Short task:
Filter the records for lines holding the string "искусственным".

--- Begin Records for processing ---

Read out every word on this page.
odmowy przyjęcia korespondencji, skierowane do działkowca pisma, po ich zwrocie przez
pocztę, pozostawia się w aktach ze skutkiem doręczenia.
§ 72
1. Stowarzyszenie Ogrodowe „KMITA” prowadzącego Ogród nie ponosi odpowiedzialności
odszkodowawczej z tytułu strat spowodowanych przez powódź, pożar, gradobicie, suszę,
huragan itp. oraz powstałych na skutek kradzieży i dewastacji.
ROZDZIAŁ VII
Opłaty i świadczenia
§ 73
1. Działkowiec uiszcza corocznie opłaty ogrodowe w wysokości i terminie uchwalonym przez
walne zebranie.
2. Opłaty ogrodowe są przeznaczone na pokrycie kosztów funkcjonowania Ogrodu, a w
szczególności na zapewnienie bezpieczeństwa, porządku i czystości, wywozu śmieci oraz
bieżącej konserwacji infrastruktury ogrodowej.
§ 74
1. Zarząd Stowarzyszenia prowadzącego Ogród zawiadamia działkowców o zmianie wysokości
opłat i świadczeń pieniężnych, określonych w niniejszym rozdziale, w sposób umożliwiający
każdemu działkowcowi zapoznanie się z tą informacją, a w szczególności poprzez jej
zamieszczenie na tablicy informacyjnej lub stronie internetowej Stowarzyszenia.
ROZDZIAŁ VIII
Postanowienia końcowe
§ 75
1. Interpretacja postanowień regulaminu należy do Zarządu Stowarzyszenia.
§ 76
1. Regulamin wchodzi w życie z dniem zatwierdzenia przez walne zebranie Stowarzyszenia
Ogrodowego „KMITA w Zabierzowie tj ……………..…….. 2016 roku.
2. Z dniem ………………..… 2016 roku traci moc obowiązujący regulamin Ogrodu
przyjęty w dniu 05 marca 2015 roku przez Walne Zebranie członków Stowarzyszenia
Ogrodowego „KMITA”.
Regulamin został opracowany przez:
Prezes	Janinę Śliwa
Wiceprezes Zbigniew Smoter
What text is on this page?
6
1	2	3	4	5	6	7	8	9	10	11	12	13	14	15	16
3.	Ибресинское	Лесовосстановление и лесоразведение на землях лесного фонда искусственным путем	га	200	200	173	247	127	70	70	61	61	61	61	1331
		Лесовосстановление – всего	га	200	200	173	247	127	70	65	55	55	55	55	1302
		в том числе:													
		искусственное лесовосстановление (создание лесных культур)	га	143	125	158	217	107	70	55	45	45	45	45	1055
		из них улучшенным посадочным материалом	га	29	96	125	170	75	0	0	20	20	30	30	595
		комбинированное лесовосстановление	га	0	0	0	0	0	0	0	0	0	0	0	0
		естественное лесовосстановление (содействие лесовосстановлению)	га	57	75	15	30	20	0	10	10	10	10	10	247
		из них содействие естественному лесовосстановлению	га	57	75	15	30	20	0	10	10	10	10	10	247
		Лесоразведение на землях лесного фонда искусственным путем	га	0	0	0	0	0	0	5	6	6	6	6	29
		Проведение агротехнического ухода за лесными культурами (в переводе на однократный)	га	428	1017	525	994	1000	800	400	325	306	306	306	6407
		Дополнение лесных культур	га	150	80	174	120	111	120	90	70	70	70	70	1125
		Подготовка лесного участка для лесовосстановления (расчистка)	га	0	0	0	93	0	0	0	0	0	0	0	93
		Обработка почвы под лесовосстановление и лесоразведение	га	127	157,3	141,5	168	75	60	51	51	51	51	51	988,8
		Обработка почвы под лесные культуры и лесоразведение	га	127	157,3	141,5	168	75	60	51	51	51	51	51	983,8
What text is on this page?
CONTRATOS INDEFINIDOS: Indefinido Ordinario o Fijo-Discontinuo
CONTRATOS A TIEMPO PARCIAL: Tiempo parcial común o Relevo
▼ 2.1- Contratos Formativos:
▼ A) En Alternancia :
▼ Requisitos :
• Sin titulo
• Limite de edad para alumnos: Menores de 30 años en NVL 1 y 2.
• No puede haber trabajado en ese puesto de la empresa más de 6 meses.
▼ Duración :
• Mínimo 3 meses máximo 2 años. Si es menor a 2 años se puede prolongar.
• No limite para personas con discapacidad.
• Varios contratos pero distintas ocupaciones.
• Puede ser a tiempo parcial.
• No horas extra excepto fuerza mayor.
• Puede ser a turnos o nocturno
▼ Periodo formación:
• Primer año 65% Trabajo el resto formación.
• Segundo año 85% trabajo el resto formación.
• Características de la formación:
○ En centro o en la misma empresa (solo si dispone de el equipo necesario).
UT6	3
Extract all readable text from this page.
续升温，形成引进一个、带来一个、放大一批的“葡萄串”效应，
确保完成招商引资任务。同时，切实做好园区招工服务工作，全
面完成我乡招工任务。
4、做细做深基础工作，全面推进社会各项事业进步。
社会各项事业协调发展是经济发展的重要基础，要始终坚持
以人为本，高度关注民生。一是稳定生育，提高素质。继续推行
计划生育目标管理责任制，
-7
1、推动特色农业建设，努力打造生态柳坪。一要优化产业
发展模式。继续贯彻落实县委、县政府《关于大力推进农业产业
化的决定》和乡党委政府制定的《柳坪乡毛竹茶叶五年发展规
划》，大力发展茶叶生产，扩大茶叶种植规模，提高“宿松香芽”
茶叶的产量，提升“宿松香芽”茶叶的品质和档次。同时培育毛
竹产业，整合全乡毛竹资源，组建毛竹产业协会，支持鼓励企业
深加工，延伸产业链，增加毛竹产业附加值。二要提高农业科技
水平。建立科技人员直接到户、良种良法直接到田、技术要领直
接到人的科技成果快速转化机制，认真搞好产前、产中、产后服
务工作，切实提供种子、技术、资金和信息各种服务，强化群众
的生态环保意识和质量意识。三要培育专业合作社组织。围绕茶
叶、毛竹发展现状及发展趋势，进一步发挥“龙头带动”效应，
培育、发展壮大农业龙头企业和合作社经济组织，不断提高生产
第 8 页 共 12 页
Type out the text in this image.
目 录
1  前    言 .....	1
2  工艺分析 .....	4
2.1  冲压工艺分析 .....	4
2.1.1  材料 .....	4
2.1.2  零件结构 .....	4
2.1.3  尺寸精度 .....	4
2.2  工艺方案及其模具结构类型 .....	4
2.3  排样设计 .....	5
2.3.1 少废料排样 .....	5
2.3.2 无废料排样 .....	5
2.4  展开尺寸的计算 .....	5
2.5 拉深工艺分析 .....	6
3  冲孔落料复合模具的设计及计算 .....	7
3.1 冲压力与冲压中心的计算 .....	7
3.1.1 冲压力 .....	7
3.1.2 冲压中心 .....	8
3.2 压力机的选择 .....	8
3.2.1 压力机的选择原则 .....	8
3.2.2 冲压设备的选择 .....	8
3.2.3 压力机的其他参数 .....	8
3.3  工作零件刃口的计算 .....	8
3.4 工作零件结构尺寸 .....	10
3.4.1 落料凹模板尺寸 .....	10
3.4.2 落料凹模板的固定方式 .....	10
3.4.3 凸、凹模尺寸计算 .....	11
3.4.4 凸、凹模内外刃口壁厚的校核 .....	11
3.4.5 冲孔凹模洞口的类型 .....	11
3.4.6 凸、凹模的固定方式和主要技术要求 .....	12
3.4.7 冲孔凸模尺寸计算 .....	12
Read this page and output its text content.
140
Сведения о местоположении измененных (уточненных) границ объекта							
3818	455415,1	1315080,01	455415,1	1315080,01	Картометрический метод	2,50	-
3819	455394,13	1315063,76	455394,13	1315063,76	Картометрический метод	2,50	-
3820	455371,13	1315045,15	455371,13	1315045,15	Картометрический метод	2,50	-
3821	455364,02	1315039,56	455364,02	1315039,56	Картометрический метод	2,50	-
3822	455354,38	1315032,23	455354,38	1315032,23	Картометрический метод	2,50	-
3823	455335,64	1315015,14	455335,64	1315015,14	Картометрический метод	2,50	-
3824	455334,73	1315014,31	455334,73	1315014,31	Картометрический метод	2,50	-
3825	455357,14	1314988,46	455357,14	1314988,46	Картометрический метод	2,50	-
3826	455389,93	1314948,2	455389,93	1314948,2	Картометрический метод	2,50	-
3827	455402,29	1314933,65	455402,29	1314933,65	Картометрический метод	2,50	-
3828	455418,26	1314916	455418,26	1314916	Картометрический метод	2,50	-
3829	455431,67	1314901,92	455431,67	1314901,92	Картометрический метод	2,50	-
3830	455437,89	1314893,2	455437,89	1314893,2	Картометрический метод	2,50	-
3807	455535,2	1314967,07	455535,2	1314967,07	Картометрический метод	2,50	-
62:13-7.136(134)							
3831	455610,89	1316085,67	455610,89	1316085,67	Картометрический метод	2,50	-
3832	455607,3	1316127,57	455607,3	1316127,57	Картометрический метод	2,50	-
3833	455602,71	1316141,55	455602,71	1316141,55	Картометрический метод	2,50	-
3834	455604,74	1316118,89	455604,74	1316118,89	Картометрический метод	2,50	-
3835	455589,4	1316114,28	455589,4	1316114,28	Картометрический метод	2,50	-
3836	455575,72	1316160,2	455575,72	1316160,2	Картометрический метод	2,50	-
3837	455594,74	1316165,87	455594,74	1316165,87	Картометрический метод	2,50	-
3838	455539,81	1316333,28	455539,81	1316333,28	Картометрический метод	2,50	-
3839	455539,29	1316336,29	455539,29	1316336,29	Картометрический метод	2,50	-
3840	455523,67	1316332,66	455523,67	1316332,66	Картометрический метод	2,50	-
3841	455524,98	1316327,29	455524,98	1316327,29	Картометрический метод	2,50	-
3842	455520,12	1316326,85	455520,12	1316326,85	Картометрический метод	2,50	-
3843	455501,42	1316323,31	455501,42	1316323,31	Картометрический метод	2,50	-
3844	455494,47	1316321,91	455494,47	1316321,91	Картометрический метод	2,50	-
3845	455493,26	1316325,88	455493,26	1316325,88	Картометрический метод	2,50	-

--- End Records for processing ---

Written answer:
3.	Ибресинское	Лесовосстановление и лесоразведение на землях лесного фонда искусственным путем	га	200	200	173	247	127	70	70	61	61	61	61	1331
		Лесоразведение на землях лесного фонда искусственным путем	га	0	0	0	0	0	0	5	6	6	6	6	29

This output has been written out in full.